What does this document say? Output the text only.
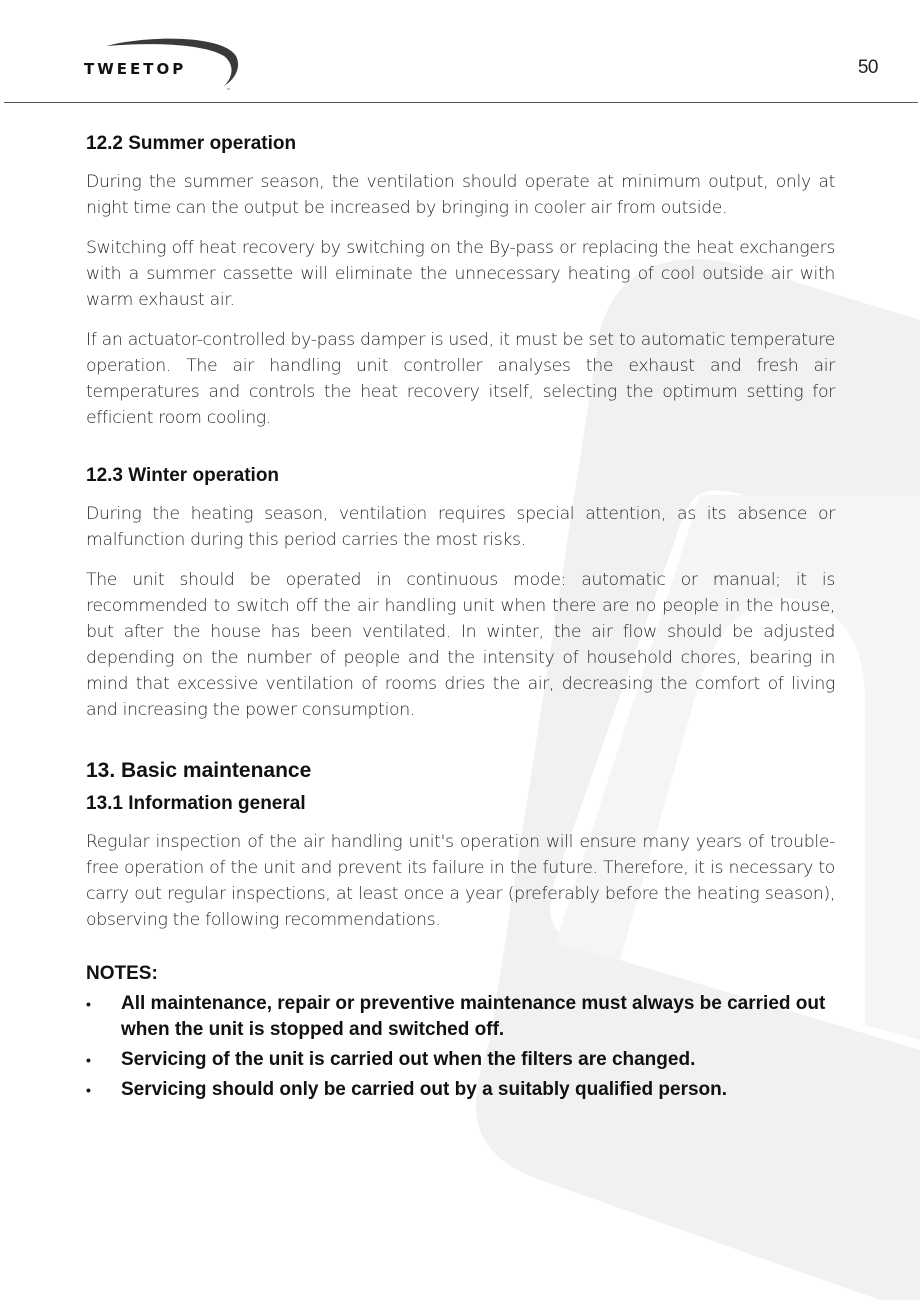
TWEETOP
™
50
12.2 Summer operation

During the summer season, the ventilation should operate at minimum output, only at night time can the output be increased by bringing in cooler air from outside.

Switching off heat recovery by switching on the By-pass or replacing the heat exchangers with a summer cassette will eliminate the unnecessary heating of cool outside air with warm exhaust air.

If an actuator-controlled by-pass damper is used, it must be set to automatic temperature operation. The air handling unit controller analyses the exhaust and fresh air temperatures and controls the heat recovery itself, selecting the optimum setting for efficient room cooling.

12.3 Winter operation

During the heating season, ventilation requires special attention, as its absence or malfunction during this period carries the most risks.

The unit should be operated in continuous mode: automatic or manual; it is recommended to switch off the air handling unit when there are no people in the house, but after the house has been ventilated. In winter, the air flow should be adjusted depending on the number of people and the intensity of household chores, bearing in mind that excessive ventilation of rooms dries the air, decreasing the comfort of living and increasing the power consumption.

13. Basic maintenance
13.1 Information general

Regular inspection of the air handling unit's operation will ensure many years of trouble-free operation of the unit and prevent its failure in the future. Therefore, it is necessary to carry out regular inspections, at least once a year (preferably before the heating season), observing the following recommendations.

NOTES:
• All maintenance, repair or preventive maintenance must always be carried out when the unit is stopped and switched off.
• Servicing of the unit is carried out when the filters are changed.
• Servicing should only be carried out by a suitably qualified person.
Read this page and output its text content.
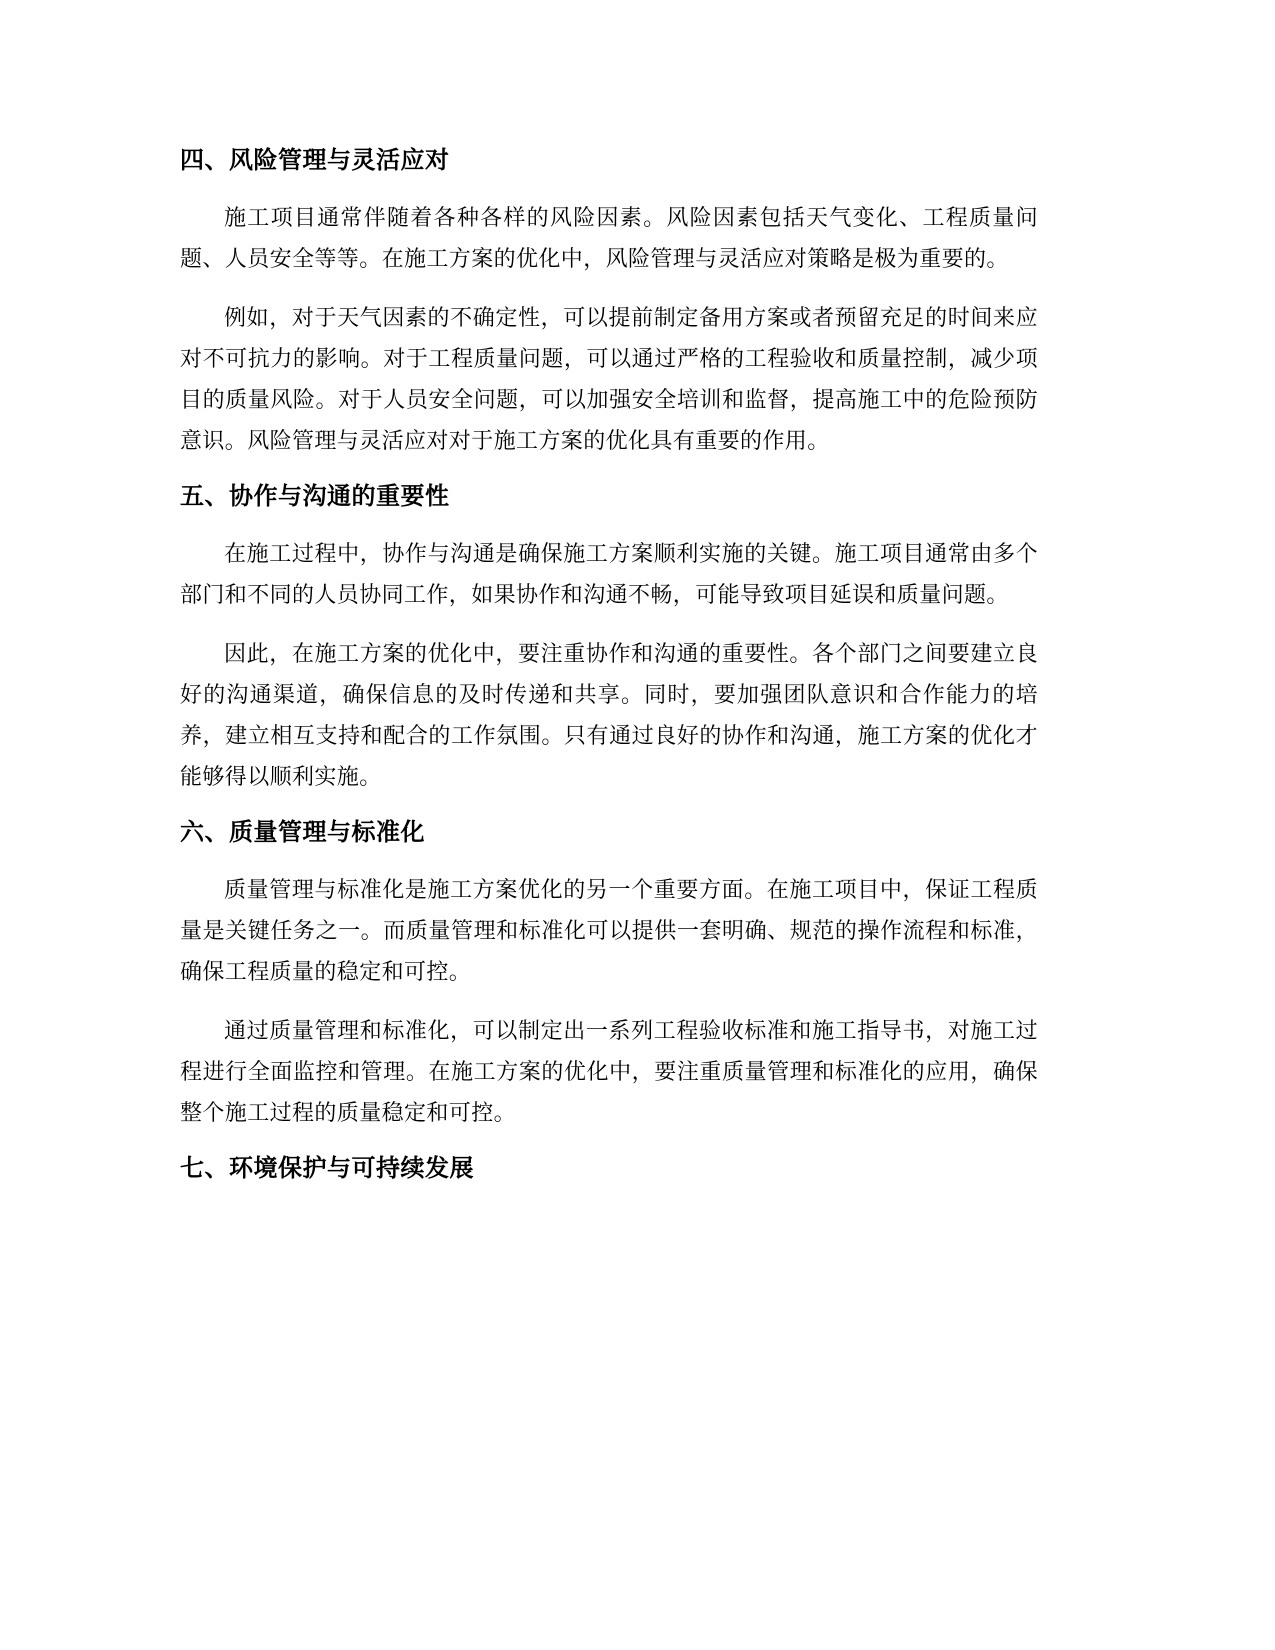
四、风险管理与灵活应对

施工项目通常伴随着各种各样的风险因素。风险因素包括天气变化、工程质量问题、人员安全等等。在施工方案的优化中，风险管理与灵活应对策略是极为重要的。

例如，对于天气因素的不确定性，可以提前制定备用方案或者预留充足的时间来应对不可抗力的影响。对于工程质量问题，可以通过严格的工程验收和质量控制，减少项目的质量风险。对于人员安全问题，可以加强安全培训和监督，提高施工中的危险预防意识。风险管理与灵活应对对于施工方案的优化具有重要的作用。

五、协作与沟通的重要性

在施工过程中，协作与沟通是确保施工方案顺利实施的关键。施工项目通常由多个部门和不同的人员协同工作，如果协作和沟通不畅，可能导致项目延误和质量问题。

因此，在施工方案的优化中，要注重协作和沟通的重要性。各个部门之间要建立良好的沟通渠道，确保信息的及时传递和共享。同时，要加强团队意识和合作能力的培养，建立相互支持和配合的工作氛围。只有通过良好的协作和沟通，施工方案的优化才能够得以顺利实施。

六、质量管理与标准化

质量管理与标准化是施工方案优化的另一个重要方面。在施工项目中，保证工程质量是关键任务之一。而质量管理和标准化可以提供一套明确、规范的操作流程和标准，确保工程质量的稳定和可控。

通过质量管理和标准化，可以制定出一系列工程验收标准和施工指导书，对施工过程进行全面监控和管理。在施工方案的优化中，要注重质量管理和标准化的应用，确保整个施工过程的质量稳定和可控。

七、环境保护与可持续发展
- - - - -
Retype the records exactly. Any image in them should not appear in what you write.

» FINAL RESULT:
What does this document say? Output the text only.
TWEETOP
™
50
12.2 Summer operation

During the summer season, the ventilation should operate at minimum output, only at night time can the output be increased by bringing in cooler air from outside.

Switching off heat recovery by switching on the By-pass or replacing the heat exchangers with a summer cassette will eliminate the unnecessary heating of cool outside air with warm exhaust air.

If an actuator-controlled by-pass damper is used, it must be set to automatic temperature operation. The air handling unit controller analyses the exhaust and fresh air temperatures and controls the heat recovery itself, selecting the optimum setting for efficient room cooling.

12.3 Winter operation

During the heating season, ventilation requires special attention, as its absence or malfunction during this period carries the most risks.

The unit should be operated in continuous mode: automatic or manual; it is recommended to switch off the air handling unit when there are no people in the house, but after the house has been ventilated. In winter, the air flow should be adjusted depending on the number of people and the intensity of household chores, bearing in mind that excessive ventilation of rooms dries the air, decreasing the comfort of living and increasing the power consumption.

13. Basic maintenance
13.1 Information general

Regular inspection of the air handling unit's operation will ensure many years of trouble-free operation of the unit and prevent its failure in the future. Therefore, it is necessary to carry out regular inspections, at least once a year (preferably before the heating season), observing the following recommendations.

NOTES:
• All maintenance, repair or preventive maintenance must always be carried out when the unit is stopped and switched off.
• Servicing of the unit is carried out when the filters are changed.
• Servicing should only be carried out by a suitably qualified person.
Read this page and output its text content.
四、风险管理与灵活应对

施工项目通常伴随着各种各样的风险因素。风险因素包括天气变化、工程质量问题、人员安全等等。在施工方案的优化中，风险管理与灵活应对策略是极为重要的。

例如，对于天气因素的不确定性，可以提前制定备用方案或者预留充足的时间来应对不可抗力的影响。对于工程质量问题，可以通过严格的工程验收和质量控制，减少项目的质量风险。对于人员安全问题，可以加强安全培训和监督，提高施工中的危险预防意识。风险管理与灵活应对对于施工方案的优化具有重要的作用。

五、协作与沟通的重要性

在施工过程中，协作与沟通是确保施工方案顺利实施的关键。施工项目通常由多个部门和不同的人员协同工作，如果协作和沟通不畅，可能导致项目延误和质量问题。

因此，在施工方案的优化中，要注重协作和沟通的重要性。各个部门之间要建立良好的沟通渠道，确保信息的及时传递和共享。同时，要加强团队意识和合作能力的培养，建立相互支持和配合的工作氛围。只有通过良好的协作和沟通，施工方案的优化才能够得以顺利实施。

六、质量管理与标准化

质量管理与标准化是施工方案优化的另一个重要方面。在施工项目中，保证工程质量是关键任务之一。而质量管理和标准化可以提供一套明确、规范的操作流程和标准，确保工程质量的稳定和可控。

通过质量管理和标准化，可以制定出一系列工程验收标准和施工指导书，对施工过程进行全面监控和管理。在施工方案的优化中，要注重质量管理和标准化的应用，确保整个施工过程的质量稳定和可控。

七、环境保护与可持续发展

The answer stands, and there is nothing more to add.